_Task requirements_:
Below are some records; return each one exactly.

(Figure contents as structured data)
- - -

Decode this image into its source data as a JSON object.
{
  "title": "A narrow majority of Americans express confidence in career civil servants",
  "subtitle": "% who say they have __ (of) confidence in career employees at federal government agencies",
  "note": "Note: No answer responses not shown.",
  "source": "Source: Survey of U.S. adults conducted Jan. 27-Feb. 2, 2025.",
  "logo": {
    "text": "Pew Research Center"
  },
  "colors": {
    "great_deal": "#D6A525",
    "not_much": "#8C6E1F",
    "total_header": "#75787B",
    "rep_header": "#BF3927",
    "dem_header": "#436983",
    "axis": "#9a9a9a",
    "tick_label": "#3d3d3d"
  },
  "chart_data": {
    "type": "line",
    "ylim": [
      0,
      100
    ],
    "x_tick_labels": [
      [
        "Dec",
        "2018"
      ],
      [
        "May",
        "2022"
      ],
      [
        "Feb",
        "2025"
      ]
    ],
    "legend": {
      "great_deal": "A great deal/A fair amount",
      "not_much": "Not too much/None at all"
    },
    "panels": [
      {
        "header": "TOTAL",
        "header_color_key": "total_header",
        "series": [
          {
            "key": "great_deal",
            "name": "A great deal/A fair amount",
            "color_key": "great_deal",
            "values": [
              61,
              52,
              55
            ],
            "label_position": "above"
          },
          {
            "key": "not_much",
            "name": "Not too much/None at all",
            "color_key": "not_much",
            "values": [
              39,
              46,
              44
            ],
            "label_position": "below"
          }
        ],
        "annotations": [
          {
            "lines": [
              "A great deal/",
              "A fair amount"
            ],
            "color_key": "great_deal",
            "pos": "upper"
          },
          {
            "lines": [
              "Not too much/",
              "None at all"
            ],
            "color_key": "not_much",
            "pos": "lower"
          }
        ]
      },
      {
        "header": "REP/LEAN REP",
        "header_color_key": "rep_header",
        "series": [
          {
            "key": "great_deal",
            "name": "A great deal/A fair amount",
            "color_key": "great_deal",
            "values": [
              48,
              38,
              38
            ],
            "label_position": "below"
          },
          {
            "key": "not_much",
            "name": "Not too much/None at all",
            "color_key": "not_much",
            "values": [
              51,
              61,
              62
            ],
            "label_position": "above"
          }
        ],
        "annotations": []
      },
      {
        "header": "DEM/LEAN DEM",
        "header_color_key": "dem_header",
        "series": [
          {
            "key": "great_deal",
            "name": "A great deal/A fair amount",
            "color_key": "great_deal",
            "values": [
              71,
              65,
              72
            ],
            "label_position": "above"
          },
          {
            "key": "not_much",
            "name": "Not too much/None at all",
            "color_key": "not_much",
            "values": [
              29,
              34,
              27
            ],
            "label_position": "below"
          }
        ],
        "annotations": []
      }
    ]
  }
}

- - -

_Result below_:
Decode this image into its source data as a JSON object.
{
  "title": "A narrow majority of Americans express confidence in career civil servants",
  "subtitle": "% who say they have __ (of) confidence in career employees at federal government agencies",
  "note": "Note: No answer responses not shown.",
  "source": "Source: Survey of U.S. adults conducted Jan. 27-Feb. 2, 2025.",
  "logo": {
    "text": "Pew Research Center"
  },
  "colors": {
    "great_deal": "#D6A525",
    "not_much": "#8C6E1F",
    "total_header": "#75787B",
    "rep_header": "#BF3927",
    "dem_header": "#436983",
    "axis": "#9a9a9a",
    "tick_label": "#3d3d3d"
  },
  "chart_data": {
    "type": "line",
    "ylim": [
      0,
      100
    ],
    "x_tick_labels": [
      [
        "Dec",
        "2018"
      ],
      [
        "May",
        "2022"
      ],
      [
        "Feb",
        "2025"
      ]
    ],
    "legend": {
      "great_deal": "A great deal/A fair amount",
      "not_much": "Not too much/None at all"
    },
    "panels": [
      {
        "header": "TOTAL",
        "header_color_key": "total_header",
        "series": [
          {
            "key": "great_deal",
            "name": "A great deal/A fair amount",
            "color_key": "great_deal",
            "values": [
              61,
              52,
              55
            ],
            "label_position": "above"
          },
          {
            "key": "not_much",
            "name": "Not too much/None at all",
            "color_key": "not_much",
            "values": [
              39,
              46,
              44
            ],
            "label_position": "below"
          }
        ],
        "annotations": [
          {
            "lines": [
              "A great deal/",
              "A fair amount"
            ],
            "color_key": "great_deal",
            "pos": "upper"
          },
          {
            "lines": [
              "Not too much/",
              "None at all"
            ],
            "color_key": "not_much",
            "pos": "lower"
          }
        ]
      },
      {
        "header": "REP/LEAN REP",
        "header_color_key": "rep_header",
        "series": [
          {
            "key": "great_deal",
            "name": "A great deal/A fair amount",
            "color_key": "great_deal",
            "values": [
              48,
              38,
              38
            ],
            "label_position": "below"
          },
          {
            "key": "not_much",
            "name": "Not too much/None at all",
            "color_key": "not_much",
            "values": [
              51,
              61,
              62
            ],
            "label_position": "above"
          }
        ],
        "annotations": []
      },
      {
        "header": "DEM/LEAN DEM",
        "header_color_key": "dem_header",
        "series": [
          {
            "key": "great_deal",
            "name": "A great deal/A fair amount",
            "color_key": "great_deal",
            "values": [
              71,
              65,
              72
            ],
            "label_position": "above"
          },
          {
            "key": "not_much",
            "name": "Not too much/None at all",
            "color_key": "not_much",
            "values": [
              29,
              34,
              27
            ],
            "label_position": "below"
          }
        ],
        "annotations": []
      }
    ]
  }
}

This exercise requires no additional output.